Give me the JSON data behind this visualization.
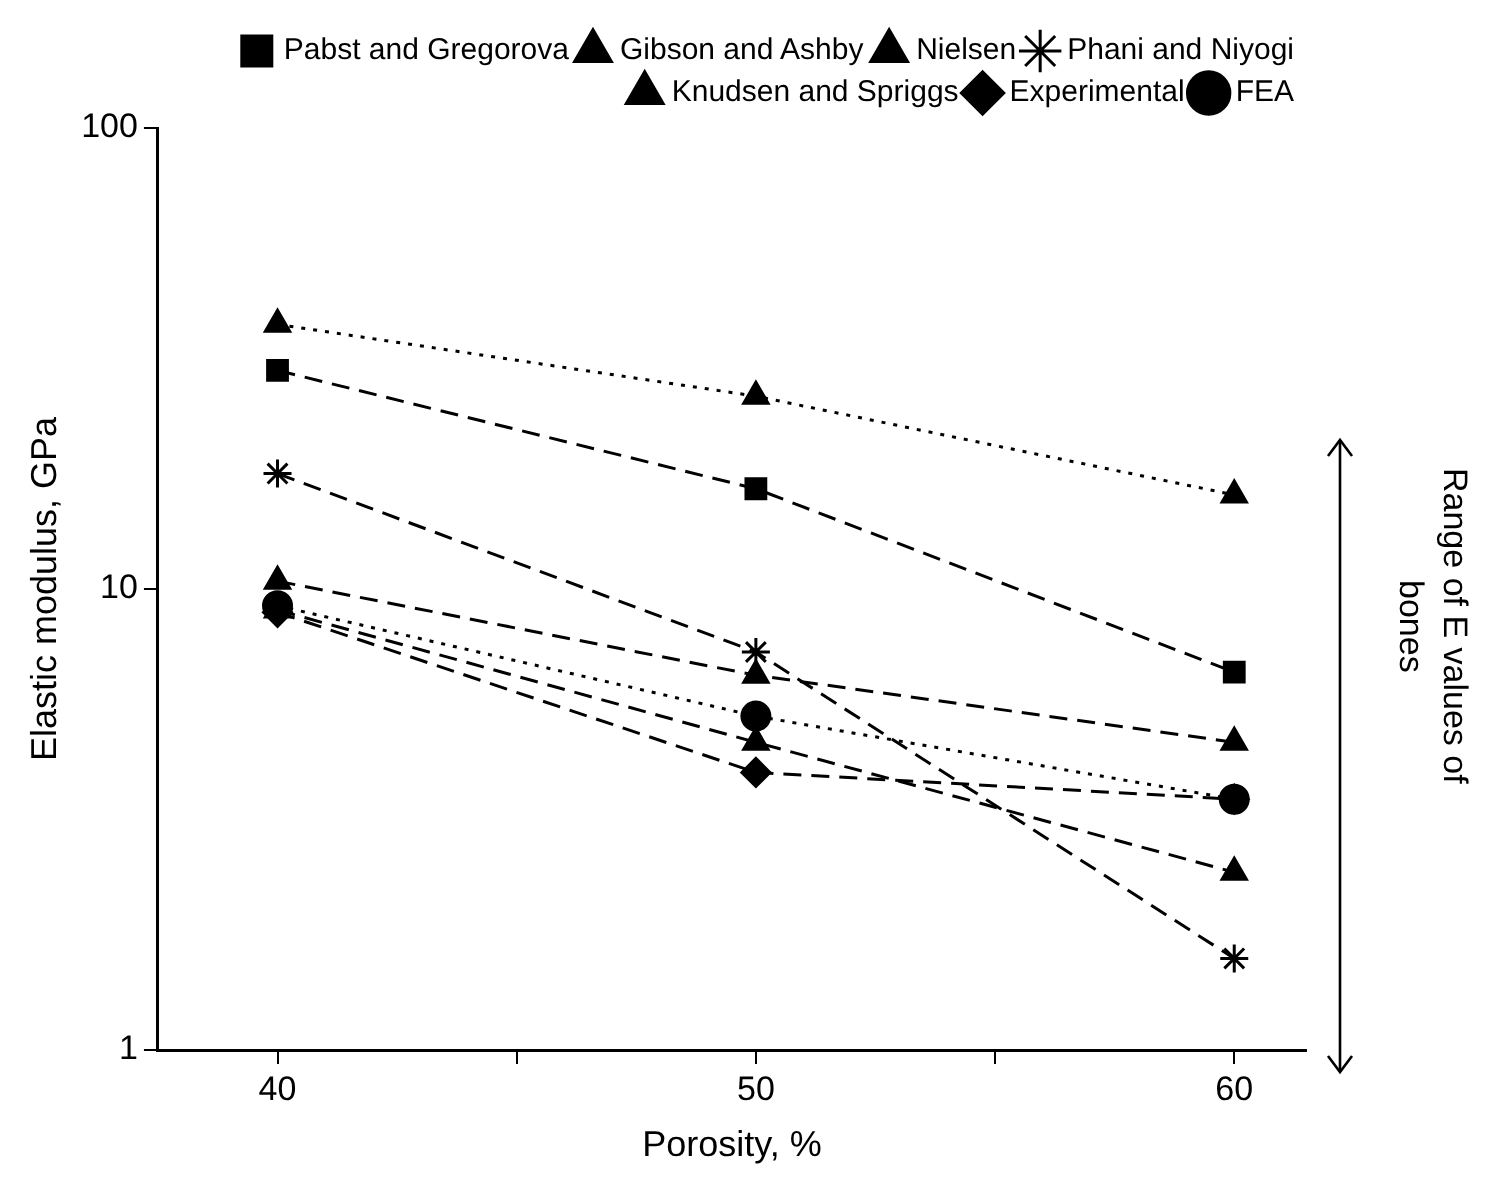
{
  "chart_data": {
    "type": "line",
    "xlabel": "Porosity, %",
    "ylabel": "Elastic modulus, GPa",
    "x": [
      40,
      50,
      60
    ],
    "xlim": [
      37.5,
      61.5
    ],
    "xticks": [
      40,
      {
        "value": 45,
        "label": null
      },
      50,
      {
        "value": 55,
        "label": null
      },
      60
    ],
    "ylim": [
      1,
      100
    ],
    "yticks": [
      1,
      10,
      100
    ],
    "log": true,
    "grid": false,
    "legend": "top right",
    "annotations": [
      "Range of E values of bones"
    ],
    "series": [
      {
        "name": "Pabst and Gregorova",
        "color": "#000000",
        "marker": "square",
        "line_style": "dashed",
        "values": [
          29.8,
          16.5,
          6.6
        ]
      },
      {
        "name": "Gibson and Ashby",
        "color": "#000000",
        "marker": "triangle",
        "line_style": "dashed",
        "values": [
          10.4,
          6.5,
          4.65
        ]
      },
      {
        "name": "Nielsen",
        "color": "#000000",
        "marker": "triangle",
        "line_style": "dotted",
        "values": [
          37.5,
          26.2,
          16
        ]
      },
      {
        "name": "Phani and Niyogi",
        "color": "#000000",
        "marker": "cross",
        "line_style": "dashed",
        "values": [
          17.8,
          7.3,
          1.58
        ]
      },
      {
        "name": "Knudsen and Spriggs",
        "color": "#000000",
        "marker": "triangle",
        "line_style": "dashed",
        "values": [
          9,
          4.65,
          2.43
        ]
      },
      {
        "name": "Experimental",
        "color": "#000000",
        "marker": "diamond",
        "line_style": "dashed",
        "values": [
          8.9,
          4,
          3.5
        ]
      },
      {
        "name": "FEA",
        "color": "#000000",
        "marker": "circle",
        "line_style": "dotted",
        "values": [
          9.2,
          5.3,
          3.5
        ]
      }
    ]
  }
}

● ● ● ● ●

Problem description: Report only the number of lines in the data above that contain "marker".

Output: 7